— Problem details —
Please transcribe all of the records precisely.

----- Information -----

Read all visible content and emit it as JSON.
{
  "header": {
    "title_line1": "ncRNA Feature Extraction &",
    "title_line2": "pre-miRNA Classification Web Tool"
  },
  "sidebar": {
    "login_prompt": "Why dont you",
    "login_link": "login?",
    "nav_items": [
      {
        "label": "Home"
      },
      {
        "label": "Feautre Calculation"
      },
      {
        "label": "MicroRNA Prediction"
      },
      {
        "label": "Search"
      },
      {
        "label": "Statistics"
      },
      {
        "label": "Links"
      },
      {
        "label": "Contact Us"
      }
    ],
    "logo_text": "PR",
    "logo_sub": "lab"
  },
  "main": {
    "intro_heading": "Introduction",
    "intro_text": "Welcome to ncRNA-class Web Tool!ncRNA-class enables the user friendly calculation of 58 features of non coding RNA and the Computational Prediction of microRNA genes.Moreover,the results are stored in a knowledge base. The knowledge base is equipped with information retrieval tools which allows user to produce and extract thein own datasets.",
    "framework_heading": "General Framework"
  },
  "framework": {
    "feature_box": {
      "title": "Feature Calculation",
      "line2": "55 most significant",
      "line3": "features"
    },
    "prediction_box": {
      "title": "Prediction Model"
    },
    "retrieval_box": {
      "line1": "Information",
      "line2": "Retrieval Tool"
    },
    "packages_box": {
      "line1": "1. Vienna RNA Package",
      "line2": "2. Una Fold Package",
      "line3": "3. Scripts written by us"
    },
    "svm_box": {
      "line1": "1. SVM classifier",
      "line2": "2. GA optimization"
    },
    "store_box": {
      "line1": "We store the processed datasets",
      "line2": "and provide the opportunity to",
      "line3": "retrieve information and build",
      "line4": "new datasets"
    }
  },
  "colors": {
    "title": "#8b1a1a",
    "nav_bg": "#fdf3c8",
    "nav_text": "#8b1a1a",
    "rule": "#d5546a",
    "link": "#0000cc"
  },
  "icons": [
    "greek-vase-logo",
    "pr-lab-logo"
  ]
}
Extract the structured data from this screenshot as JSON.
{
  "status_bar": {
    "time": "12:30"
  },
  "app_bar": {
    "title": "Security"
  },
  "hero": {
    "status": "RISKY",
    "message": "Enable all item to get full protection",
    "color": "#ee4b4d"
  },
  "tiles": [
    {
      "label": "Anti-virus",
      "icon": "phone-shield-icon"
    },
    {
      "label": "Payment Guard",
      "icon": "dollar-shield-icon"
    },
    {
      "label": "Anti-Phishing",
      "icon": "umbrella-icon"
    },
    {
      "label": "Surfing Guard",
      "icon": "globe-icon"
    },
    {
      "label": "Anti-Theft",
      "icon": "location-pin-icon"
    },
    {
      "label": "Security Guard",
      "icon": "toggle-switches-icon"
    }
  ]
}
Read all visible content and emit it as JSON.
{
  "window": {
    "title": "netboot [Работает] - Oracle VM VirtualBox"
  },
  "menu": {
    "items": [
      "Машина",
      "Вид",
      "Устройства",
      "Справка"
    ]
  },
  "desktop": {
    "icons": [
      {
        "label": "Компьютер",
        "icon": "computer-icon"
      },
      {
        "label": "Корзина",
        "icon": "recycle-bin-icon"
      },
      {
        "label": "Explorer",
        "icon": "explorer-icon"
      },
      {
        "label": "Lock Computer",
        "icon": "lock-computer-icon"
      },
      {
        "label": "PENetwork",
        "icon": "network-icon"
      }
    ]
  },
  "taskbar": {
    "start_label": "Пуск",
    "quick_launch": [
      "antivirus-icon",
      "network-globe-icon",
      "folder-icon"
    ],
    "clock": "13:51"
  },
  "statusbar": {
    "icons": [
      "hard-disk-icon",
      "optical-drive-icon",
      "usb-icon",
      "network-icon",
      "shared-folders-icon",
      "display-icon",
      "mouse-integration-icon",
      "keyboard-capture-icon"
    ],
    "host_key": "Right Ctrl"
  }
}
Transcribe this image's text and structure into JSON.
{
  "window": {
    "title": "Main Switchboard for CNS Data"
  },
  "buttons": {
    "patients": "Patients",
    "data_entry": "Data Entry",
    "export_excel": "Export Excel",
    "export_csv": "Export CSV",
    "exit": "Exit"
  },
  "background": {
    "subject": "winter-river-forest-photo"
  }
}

-----

— Finished exercise —
Read all visible content and emit it as JSON.
{
  "header": {
    "title_line1": "ncRNA Feature Extraction &",
    "title_line2": "pre-miRNA Classification Web Tool"
  },
  "sidebar": {
    "login_prompt": "Why dont you",
    "login_link": "login?",
    "nav_items": [
      {
        "label": "Home"
      },
      {
        "label": "Feautre Calculation"
      },
      {
        "label": "MicroRNA Prediction"
      },
      {
        "label": "Search"
      },
      {
        "label": "Statistics"
      },
      {
        "label": "Links"
      },
      {
        "label": "Contact Us"
      }
    ],
    "logo_text": "PR",
    "logo_sub": "lab"
  },
  "main": {
    "intro_heading": "Introduction",
    "intro_text": "Welcome to ncRNA-class Web Tool!ncRNA-class enables the user friendly calculation of 58 features of non coding RNA and the Computational Prediction of microRNA genes.Moreover,the results are stored in a knowledge base. The knowledge base is equipped with information retrieval tools which allows user to produce and extract thein own datasets.",
    "framework_heading": "General Framework"
  },
  "framework": {
    "feature_box": {
      "title": "Feature Calculation",
      "line2": "55 most significant",
      "line3": "features"
    },
    "prediction_box": {
      "title": "Prediction Model"
    },
    "retrieval_box": {
      "line1": "Information",
      "line2": "Retrieval Tool"
    },
    "packages_box": {
      "line1": "1. Vienna RNA Package",
      "line2": "2. Una Fold Package",
      "line3": "3. Scripts written by us"
    },
    "svm_box": {
      "line1": "1. SVM classifier",
      "line2": "2. GA optimization"
    },
    "store_box": {
      "line1": "We store the processed datasets",
      "line2": "and provide the opportunity to",
      "line3": "retrieve information and build",
      "line4": "new datasets"
    }
  },
  "colors": {
    "title": "#8b1a1a",
    "nav_bg": "#fdf3c8",
    "nav_text": "#8b1a1a",
    "rule": "#d5546a",
    "link": "#0000cc"
  },
  "icons": [
    "greek-vase-logo",
    "pr-lab-logo"
  ]
}
Extract the structured data from this screenshot as JSON.
{
  "status_bar": {
    "time": "12:30"
  },
  "app_bar": {
    "title": "Security"
  },
  "hero": {
    "status": "RISKY",
    "message": "Enable all item to get full protection",
    "color": "#ee4b4d"
  },
  "tiles": [
    {
      "label": "Anti-virus",
      "icon": "phone-shield-icon"
    },
    {
      "label": "Payment Guard",
      "icon": "dollar-shield-icon"
    },
    {
      "label": "Anti-Phishing",
      "icon": "umbrella-icon"
    },
    {
      "label": "Surfing Guard",
      "icon": "globe-icon"
    },
    {
      "label": "Anti-Theft",
      "icon": "location-pin-icon"
    },
    {
      "label": "Security Guard",
      "icon": "toggle-switches-icon"
    }
  ]
}
Read all visible content and emit it as JSON.
{
  "window": {
    "title": "netboot [Работает] - Oracle VM VirtualBox"
  },
  "menu": {
    "items": [
      "Машина",
      "Вид",
      "Устройства",
      "Справка"
    ]
  },
  "desktop": {
    "icons": [
      {
        "label": "Компьютер",
        "icon": "computer-icon"
      },
      {
        "label": "Корзина",
        "icon": "recycle-bin-icon"
      },
      {
        "label": "Explorer",
        "icon": "explorer-icon"
      },
      {
        "label": "Lock Computer",
        "icon": "lock-computer-icon"
      },
      {
        "label": "PENetwork",
        "icon": "network-icon"
      }
    ]
  },
  "taskbar": {
    "start_label": "Пуск",
    "quick_launch": [
      "antivirus-icon",
      "network-globe-icon",
      "folder-icon"
    ],
    "clock": "13:51"
  },
  "statusbar": {
    "icons": [
      "hard-disk-icon",
      "optical-drive-icon",
      "usb-icon",
      "network-icon",
      "shared-folders-icon",
      "display-icon",
      "mouse-integration-icon",
      "keyboard-capture-icon"
    ],
    "host_key": "Right Ctrl"
  }
}
Transcribe this image's text and structure into JSON.
{
  "window": {
    "title": "Main Switchboard for CNS Data"
  },
  "buttons": {
    "patients": "Patients",
    "data_entry": "Data Entry",
    "export_excel": "Export Excel",
    "export_csv": "Export CSV",
    "exit": "Exit"
  },
  "background": {
    "subject": "winter-river-forest-photo"
  }
}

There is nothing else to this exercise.